* [Aim] Would you write out the listing verbatim and skip every picture in it?

* [Exercise material]
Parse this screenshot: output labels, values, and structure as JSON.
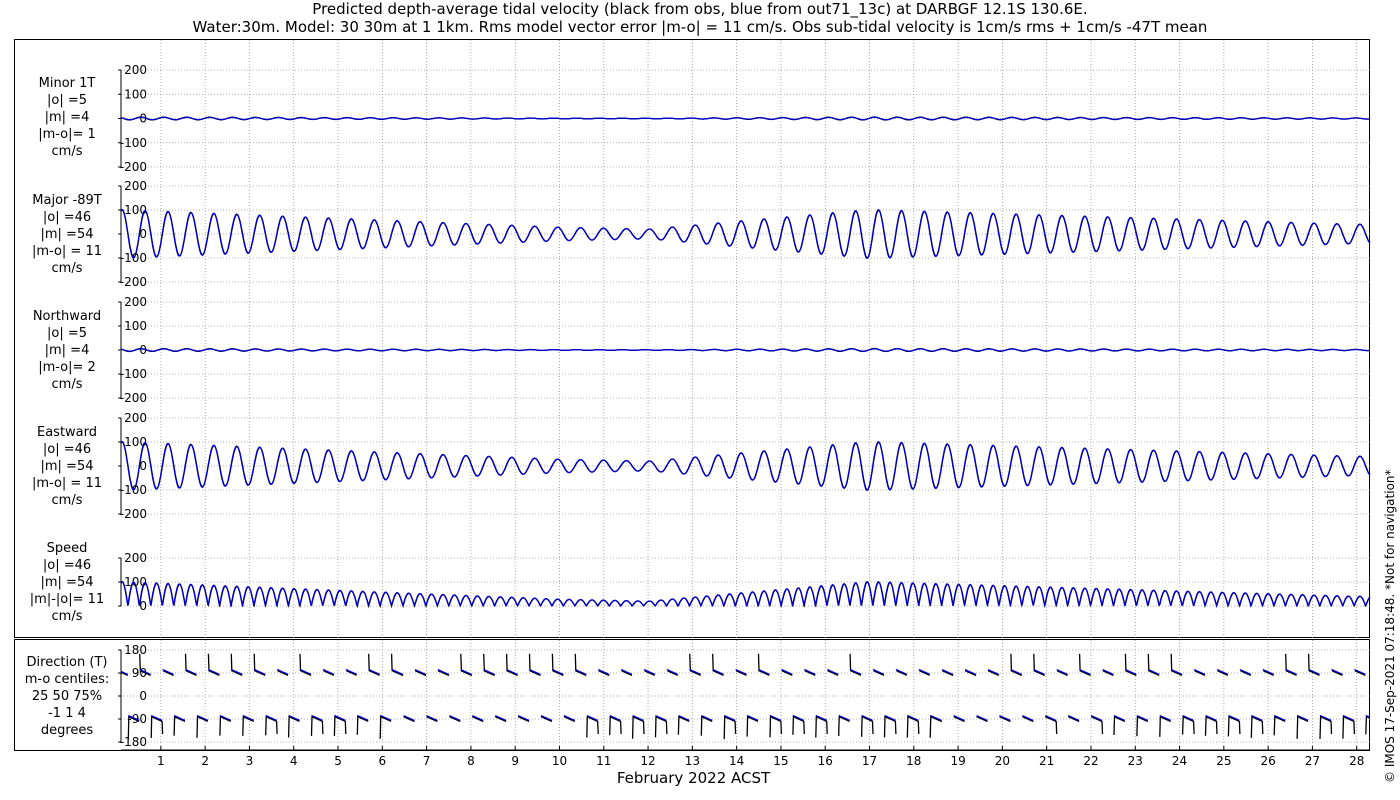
{
  "title_line1": "Predicted depth-average tidal velocity (black from obs, blue from out71_13c) at DARBGF 12.1S 130.6E.",
  "title_line2": "Water:30m. Model: 30 30m at 1 1km. Rms model vector error |m-o| = 11 cm/s. Obs sub-tidal velocity is 1cm/s rms + 1cm/s -47T mean",
  "copyright": "© IMOS 17-Sep-2021 07:18:48. *Not for navigation*",
  "colors": {
    "obs": "#000000",
    "model": "#0000d0",
    "grid": "#9a9a9a"
  },
  "chart_data": {
    "type": "line",
    "xlabel": "February 2022 ACST",
    "x_unit": "day of month",
    "xlim": [
      0.1,
      28.3
    ],
    "xticks": [
      1,
      2,
      3,
      4,
      5,
      6,
      7,
      8,
      9,
      10,
      11,
      12,
      13,
      14,
      15,
      16,
      17,
      18,
      19,
      20,
      21,
      22,
      23,
      24,
      25,
      26,
      27,
      28
    ],
    "grid": true,
    "series_styles": [
      {
        "key": "obs",
        "description": "black from obs",
        "color": "#000000"
      },
      {
        "key": "model",
        "description": "blue from out71_13c",
        "color": "#0000d0"
      }
    ],
    "panels": [
      {
        "id": "minor",
        "label_lines": [
          "Minor 1T",
          "|o| =5",
          "|m| =4",
          "|m-o|= 1",
          "cm/s"
        ],
        "ylim": [
          -200,
          200
        ],
        "yticks": [
          -200,
          -100,
          0,
          100,
          200
        ],
        "kind": "minor",
        "obs_amplitude_cm_s": 5,
        "model_amplitude_cm_s": 4
      },
      {
        "id": "major",
        "label_lines": [
          "Major -89T",
          "|o| =46",
          "|m| =54",
          "|m-o| = 11",
          "cm/s"
        ],
        "ylim": [
          -200,
          200
        ],
        "yticks": [
          -200,
          -100,
          0,
          100,
          200
        ],
        "kind": "major",
        "obs_amplitude_cm_s": 46,
        "model_amplitude_cm_s": 54
      },
      {
        "id": "northward",
        "label_lines": [
          "Northward",
          "|o| =5",
          "|m| =4",
          "|m-o|= 2",
          "cm/s"
        ],
        "ylim": [
          -200,
          200
        ],
        "yticks": [
          -200,
          -100,
          0,
          100,
          200
        ],
        "kind": "minor",
        "obs_amplitude_cm_s": 5,
        "model_amplitude_cm_s": 4
      },
      {
        "id": "eastward",
        "label_lines": [
          "Eastward",
          "|o| =46",
          "|m| =54",
          "|m-o| = 11",
          "cm/s"
        ],
        "ylim": [
          -200,
          200
        ],
        "yticks": [
          -200,
          -100,
          0,
          100,
          200
        ],
        "kind": "major",
        "obs_amplitude_cm_s": 46,
        "model_amplitude_cm_s": 54
      },
      {
        "id": "speed",
        "label_lines": [
          "Speed",
          "|o| =46",
          "|m| =54",
          "|m|-|o|= 11",
          "cm/s"
        ],
        "ylim": [
          0,
          200
        ],
        "yticks": [
          0,
          100,
          200
        ],
        "kind": "speed",
        "obs_amplitude_cm_s": 46,
        "model_amplitude_cm_s": 54
      },
      {
        "id": "direction",
        "label_lines": [
          "Direction (T)",
          "m-o centiles:",
          "25  50  75%",
          "-1  1  4",
          "degrees"
        ],
        "ylim": [
          -180,
          180
        ],
        "yticks": [
          -180,
          -90,
          0,
          90,
          180
        ],
        "kind": "direction",
        "centiles_percent": [
          25,
          50,
          75
        ],
        "centile_values_deg": [
          -1,
          1,
          4
        ]
      }
    ]
  }
}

* [Solution to the problem]
Parse this screenshot: output labels, values, and structure as JSON.
{
  "title_line1": "Predicted depth-average tidal velocity (black from obs, blue from out71_13c) at DARBGF 12.1S 130.6E.",
  "title_line2": "Water:30m. Model: 30 30m at 1 1km. Rms model vector error |m-o| = 11 cm/s. Obs sub-tidal velocity is 1cm/s rms + 1cm/s -47T mean",
  "copyright": "© IMOS 17-Sep-2021 07:18:48. *Not for navigation*",
  "colors": {
    "obs": "#000000",
    "model": "#0000d0",
    "grid": "#9a9a9a"
  },
  "chart_data": {
    "type": "line",
    "xlabel": "February 2022 ACST",
    "x_unit": "day of month",
    "xlim": [
      0.1,
      28.3
    ],
    "xticks": [
      1,
      2,
      3,
      4,
      5,
      6,
      7,
      8,
      9,
      10,
      11,
      12,
      13,
      14,
      15,
      16,
      17,
      18,
      19,
      20,
      21,
      22,
      23,
      24,
      25,
      26,
      27,
      28
    ],
    "grid": true,
    "series_styles": [
      {
        "key": "obs",
        "description": "black from obs",
        "color": "#000000"
      },
      {
        "key": "model",
        "description": "blue from out71_13c",
        "color": "#0000d0"
      }
    ],
    "panels": [
      {
        "id": "minor",
        "label_lines": [
          "Minor 1T",
          "|o| =5",
          "|m| =4",
          "|m-o|= 1",
          "cm/s"
        ],
        "ylim": [
          -200,
          200
        ],
        "yticks": [
          -200,
          -100,
          0,
          100,
          200
        ],
        "kind": "minor",
        "obs_amplitude_cm_s": 5,
        "model_amplitude_cm_s": 4
      },
      {
        "id": "major",
        "label_lines": [
          "Major -89T",
          "|o| =46",
          "|m| =54",
          "|m-o| = 11",
          "cm/s"
        ],
        "ylim": [
          -200,
          200
        ],
        "yticks": [
          -200,
          -100,
          0,
          100,
          200
        ],
        "kind": "major",
        "obs_amplitude_cm_s": 46,
        "model_amplitude_cm_s": 54
      },
      {
        "id": "northward",
        "label_lines": [
          "Northward",
          "|o| =5",
          "|m| =4",
          "|m-o|= 2",
          "cm/s"
        ],
        "ylim": [
          -200,
          200
        ],
        "yticks": [
          -200,
          -100,
          0,
          100,
          200
        ],
        "kind": "minor",
        "obs_amplitude_cm_s": 5,
        "model_amplitude_cm_s": 4
      },
      {
        "id": "eastward",
        "label_lines": [
          "Eastward",
          "|o| =46",
          "|m| =54",
          "|m-o| = 11",
          "cm/s"
        ],
        "ylim": [
          -200,
          200
        ],
        "yticks": [
          -200,
          -100,
          0,
          100,
          200
        ],
        "kind": "major",
        "obs_amplitude_cm_s": 46,
        "model_amplitude_cm_s": 54
      },
      {
        "id": "speed",
        "label_lines": [
          "Speed",
          "|o| =46",
          "|m| =54",
          "|m|-|o|= 11",
          "cm/s"
        ],
        "ylim": [
          0,
          200
        ],
        "yticks": [
          0,
          100,
          200
        ],
        "kind": "speed",
        "obs_amplitude_cm_s": 46,
        "model_amplitude_cm_s": 54
      },
      {
        "id": "direction",
        "label_lines": [
          "Direction (T)",
          "m-o centiles:",
          "25  50  75%",
          "-1  1  4",
          "degrees"
        ],
        "ylim": [
          -180,
          180
        ],
        "yticks": [
          -180,
          -90,
          0,
          90,
          180
        ],
        "kind": "direction",
        "centiles_percent": [
          25,
          50,
          75
        ],
        "centile_values_deg": [
          -1,
          1,
          4
        ]
      }
    ]
  }
}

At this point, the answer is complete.